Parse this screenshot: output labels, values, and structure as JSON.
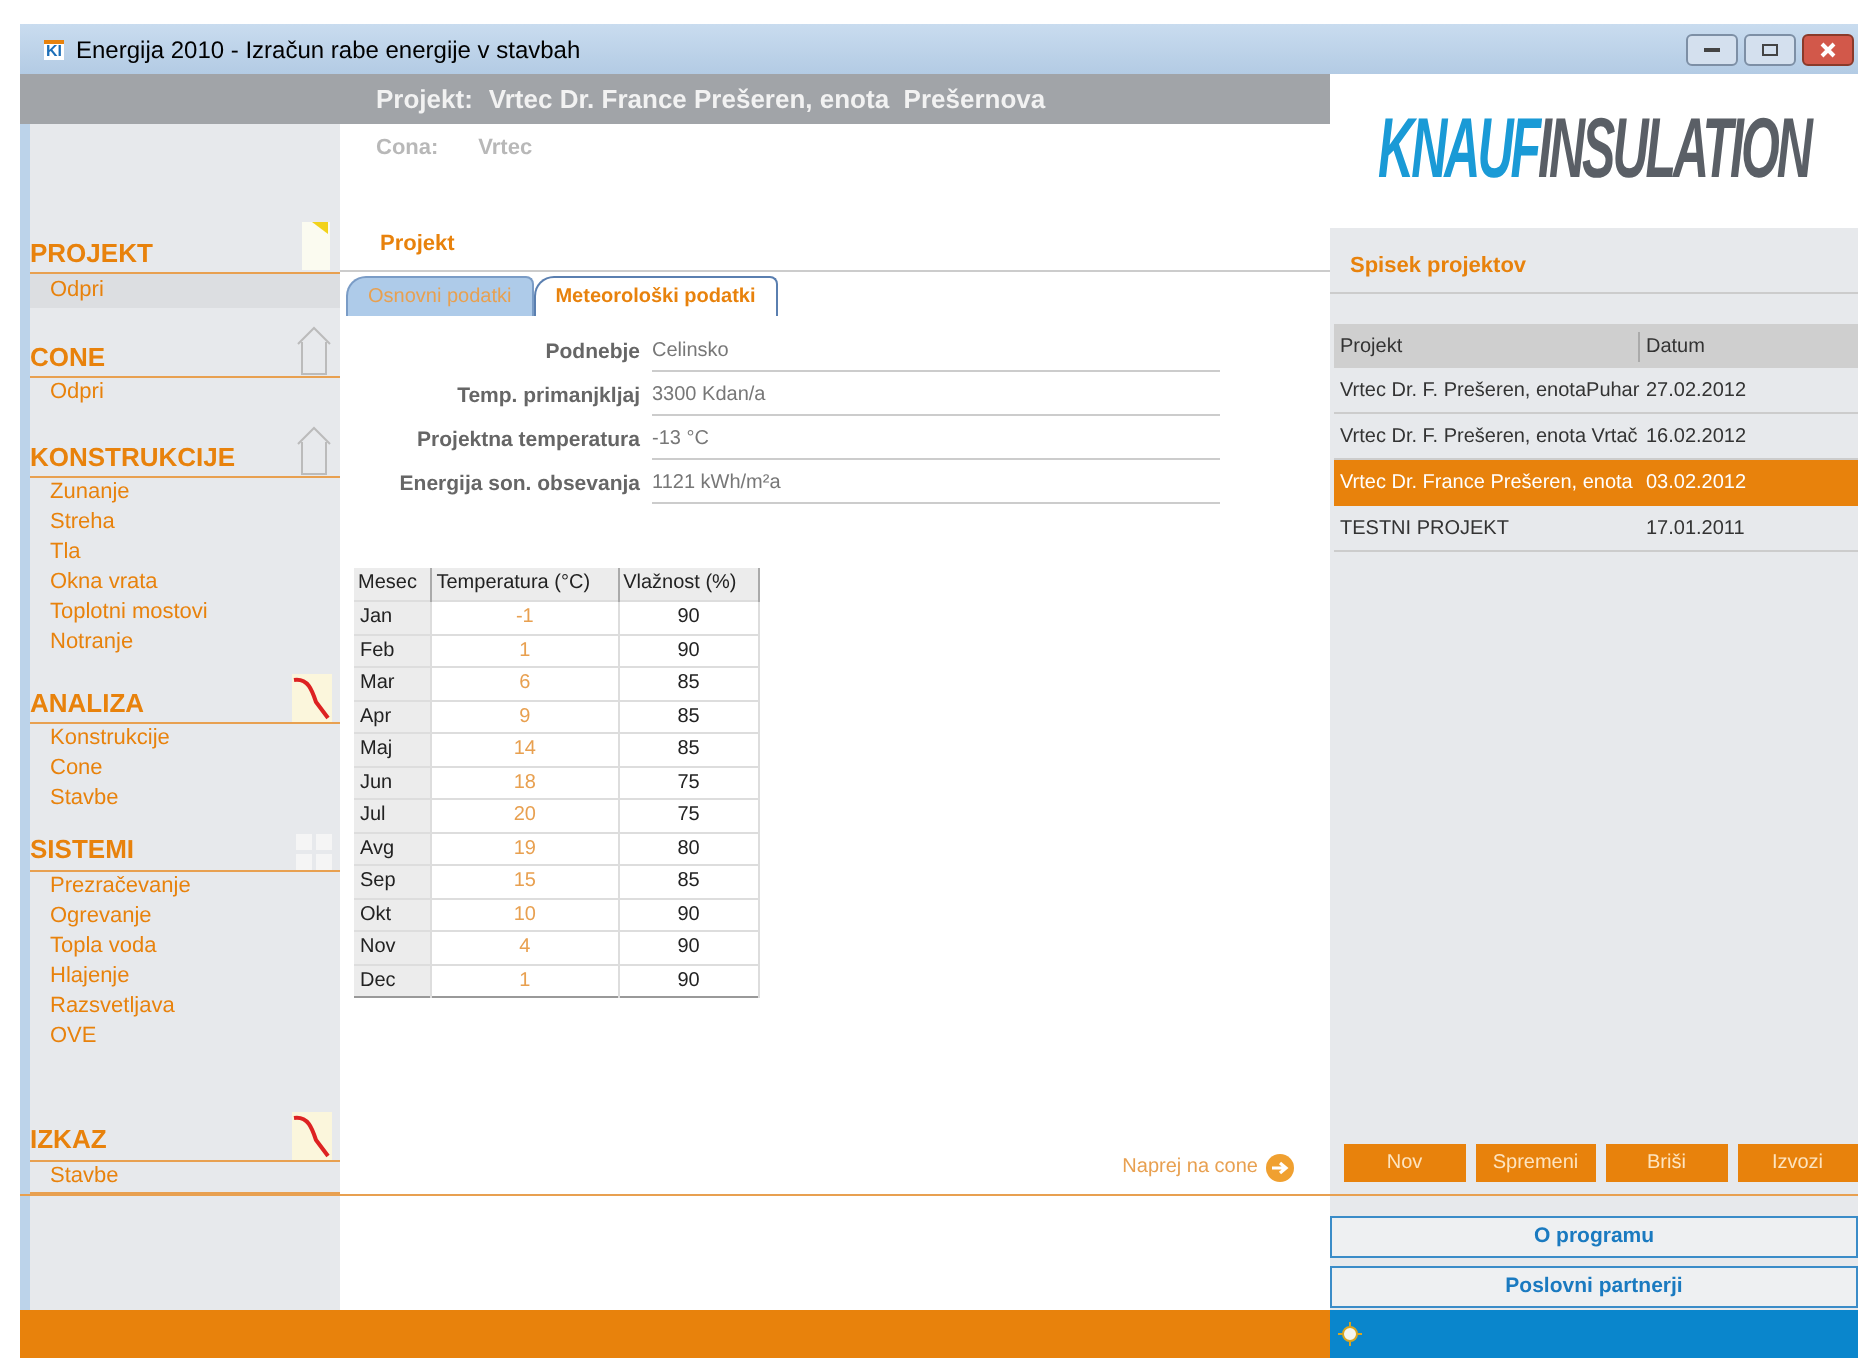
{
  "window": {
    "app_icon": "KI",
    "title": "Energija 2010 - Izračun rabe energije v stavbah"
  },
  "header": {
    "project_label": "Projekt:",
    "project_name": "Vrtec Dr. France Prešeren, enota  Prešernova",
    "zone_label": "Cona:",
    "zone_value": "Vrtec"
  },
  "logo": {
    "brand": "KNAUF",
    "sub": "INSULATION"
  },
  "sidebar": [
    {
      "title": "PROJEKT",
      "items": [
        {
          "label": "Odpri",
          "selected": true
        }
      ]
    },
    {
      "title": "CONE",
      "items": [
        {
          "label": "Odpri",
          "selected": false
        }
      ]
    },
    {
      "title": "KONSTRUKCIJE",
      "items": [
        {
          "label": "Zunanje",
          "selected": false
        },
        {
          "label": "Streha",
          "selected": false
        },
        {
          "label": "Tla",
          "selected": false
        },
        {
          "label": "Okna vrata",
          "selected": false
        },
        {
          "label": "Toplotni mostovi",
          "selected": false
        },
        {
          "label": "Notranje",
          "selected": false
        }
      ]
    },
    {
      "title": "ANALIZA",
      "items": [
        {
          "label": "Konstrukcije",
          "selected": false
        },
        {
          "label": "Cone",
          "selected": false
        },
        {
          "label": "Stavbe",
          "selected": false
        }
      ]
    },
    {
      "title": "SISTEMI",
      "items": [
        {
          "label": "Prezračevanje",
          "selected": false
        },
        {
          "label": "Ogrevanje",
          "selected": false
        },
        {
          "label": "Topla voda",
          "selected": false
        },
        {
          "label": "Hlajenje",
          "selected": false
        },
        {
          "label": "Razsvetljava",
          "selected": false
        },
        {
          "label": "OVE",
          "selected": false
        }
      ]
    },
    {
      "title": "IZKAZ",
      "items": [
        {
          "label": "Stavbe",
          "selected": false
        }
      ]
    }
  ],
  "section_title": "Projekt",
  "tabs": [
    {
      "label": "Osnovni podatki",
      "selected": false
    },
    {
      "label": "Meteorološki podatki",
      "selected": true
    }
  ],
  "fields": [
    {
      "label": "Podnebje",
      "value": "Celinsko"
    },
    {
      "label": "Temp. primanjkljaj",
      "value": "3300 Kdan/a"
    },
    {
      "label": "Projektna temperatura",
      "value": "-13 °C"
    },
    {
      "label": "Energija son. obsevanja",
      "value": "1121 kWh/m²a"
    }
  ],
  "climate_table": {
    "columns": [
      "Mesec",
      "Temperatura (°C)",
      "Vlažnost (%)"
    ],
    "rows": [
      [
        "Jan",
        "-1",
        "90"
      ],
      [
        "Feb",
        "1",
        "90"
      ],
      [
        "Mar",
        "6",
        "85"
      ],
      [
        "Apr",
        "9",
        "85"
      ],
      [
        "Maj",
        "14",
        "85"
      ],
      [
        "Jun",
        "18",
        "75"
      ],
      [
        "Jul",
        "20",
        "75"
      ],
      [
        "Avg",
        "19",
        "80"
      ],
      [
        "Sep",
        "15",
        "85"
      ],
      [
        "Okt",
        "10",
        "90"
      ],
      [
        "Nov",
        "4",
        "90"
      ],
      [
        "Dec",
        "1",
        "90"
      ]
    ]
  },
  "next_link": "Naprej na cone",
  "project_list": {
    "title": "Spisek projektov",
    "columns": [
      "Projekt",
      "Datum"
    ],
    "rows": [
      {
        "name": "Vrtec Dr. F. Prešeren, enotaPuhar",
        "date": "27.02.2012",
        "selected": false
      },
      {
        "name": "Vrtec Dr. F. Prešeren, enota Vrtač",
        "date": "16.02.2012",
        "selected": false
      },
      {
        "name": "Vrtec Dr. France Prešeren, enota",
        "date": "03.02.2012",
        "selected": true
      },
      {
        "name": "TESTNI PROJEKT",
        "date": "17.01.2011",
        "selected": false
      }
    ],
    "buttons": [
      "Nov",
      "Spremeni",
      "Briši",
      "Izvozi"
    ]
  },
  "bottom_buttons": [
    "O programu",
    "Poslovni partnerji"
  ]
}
☆ ☆ ☆ ☆
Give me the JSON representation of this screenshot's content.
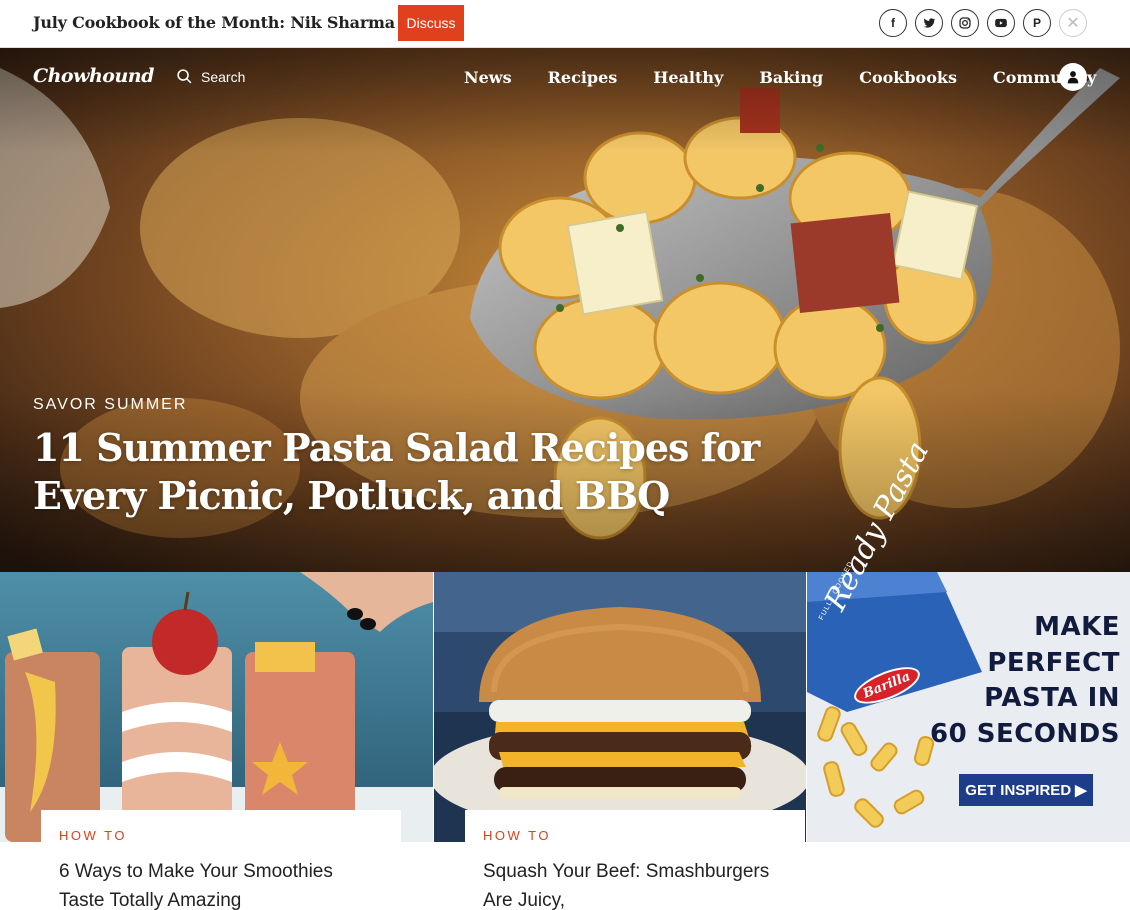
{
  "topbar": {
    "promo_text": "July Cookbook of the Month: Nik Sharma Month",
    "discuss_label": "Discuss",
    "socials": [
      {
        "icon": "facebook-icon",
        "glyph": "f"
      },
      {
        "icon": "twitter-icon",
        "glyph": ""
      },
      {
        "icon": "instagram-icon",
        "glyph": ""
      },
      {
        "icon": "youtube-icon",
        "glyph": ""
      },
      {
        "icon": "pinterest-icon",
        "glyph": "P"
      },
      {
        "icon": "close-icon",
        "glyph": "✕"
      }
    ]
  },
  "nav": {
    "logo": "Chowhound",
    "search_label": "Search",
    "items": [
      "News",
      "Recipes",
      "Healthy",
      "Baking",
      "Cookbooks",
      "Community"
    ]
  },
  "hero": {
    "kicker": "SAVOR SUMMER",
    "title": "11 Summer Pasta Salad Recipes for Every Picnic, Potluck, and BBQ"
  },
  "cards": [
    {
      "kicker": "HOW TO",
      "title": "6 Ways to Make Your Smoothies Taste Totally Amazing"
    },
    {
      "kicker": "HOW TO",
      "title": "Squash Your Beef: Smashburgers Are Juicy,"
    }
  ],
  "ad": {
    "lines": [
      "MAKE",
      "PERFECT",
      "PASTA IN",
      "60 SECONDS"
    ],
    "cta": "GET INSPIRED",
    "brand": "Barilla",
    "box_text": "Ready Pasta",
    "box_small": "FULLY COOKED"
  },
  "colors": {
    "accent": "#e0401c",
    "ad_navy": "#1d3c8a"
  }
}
☆ ☆ ☆ ☆
**JOB:** Extract every line from the records above that contains the word "Vrtec".

**CORRECT OUTPUT:**
    "project_name": "Vrtec Dr. France Prešeren, enota  Prešernova",
    "zone_value": "Vrtec"
        "name": "Vrtec Dr. F. Prešeren, enotaPuhar",
        "name": "Vrtec Dr. F. Prešeren, enota Vrtač",
        "name": "Vrtec Dr. France Prešeren, enota",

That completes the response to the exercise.